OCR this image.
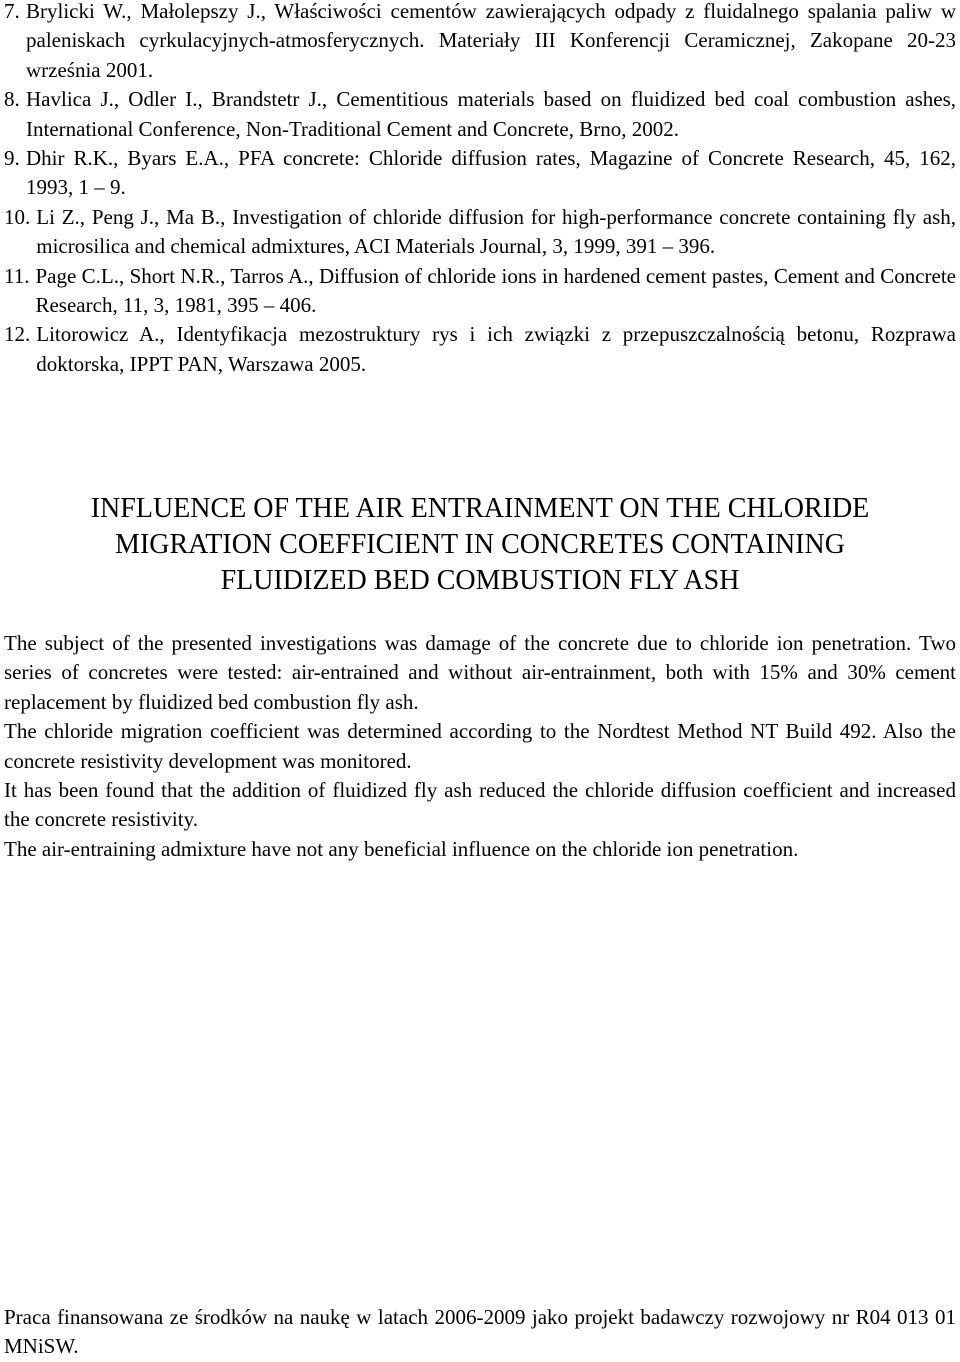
7. Brylicki W., Małolepszy J., Właściwości cementów zawierających odpady z fluidalnego spalania paliw w paleniskach cyrkulacyjnych-atmosferycznych. Materiały III Konferencji Ceramicznej, Zakopane 20-23 września 2001.
8. Havlica J., Odler I., Brandstetr J., Cementitious materials based on fluidized bed coal combustion ashes, International Conference, Non-Traditional Cement and Concrete, Brno, 2002.
9. Dhir R.K., Byars E.A., PFA concrete: Chloride diffusion rates, Magazine of Concrete Research, 45, 162, 1993, 1 – 9.
10. Li Z., Peng J., Ma B., Investigation of chloride diffusion for high-performance concrete containing fly ash, microsilica and chemical admixtures, ACI Materials Journal, 3, 1999, 391 – 396.
11. Page C.L., Short N.R., Tarros A., Diffusion of chloride ions in hardened cement pastes, Cement and Concrete Research, 11, 3, 1981, 395 – 406.
12. Litorowicz A., Identyfikacja mezostruktury rys i ich związki z przepuszczalnością betonu, Rozprawa doktorska, IPPT PAN, Warszawa 2005.
INFLUENCE OF THE AIR ENTRAINMENT ON THE CHLORIDE
MIGRATION COEFFICIENT IN CONCRETES CONTAINING
FLUIDIZED BED COMBUSTION FLY ASH

The subject of the presented investigations was damage of the concrete due to chloride ion penetration. Two series of concretes were tested: air-entrained and without air-entrainment, both with 15% and 30% cement replacement by fluidized bed combustion fly ash.

The chloride migration coefficient was determined according to the Nordtest Method NT Build 492. Also the concrete resistivity development was monitored.

It has been found that the addition of fluidized fly ash reduced the chloride diffusion coefficient and increased the concrete resistivity.

The air-entraining admixture have not any beneficial influence on the chloride ion penetration.

Praca finansowana ze środków na naukę w latach 2006-2009 jako projekt badawczy rozwojowy nr R04 013 01 MNiSW.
····················
### [Requirements]
Display every line of the listing that contains the string "resistivity".

### [Task answer]
The chloride migration coefficient was determined according to the Nordtest Method NT Build 492. Also the concrete resistivity development was monitored.
It has been found that the addition of fluidized fly ash reduced the chloride diffusion coefficient and increased the concrete resistivity.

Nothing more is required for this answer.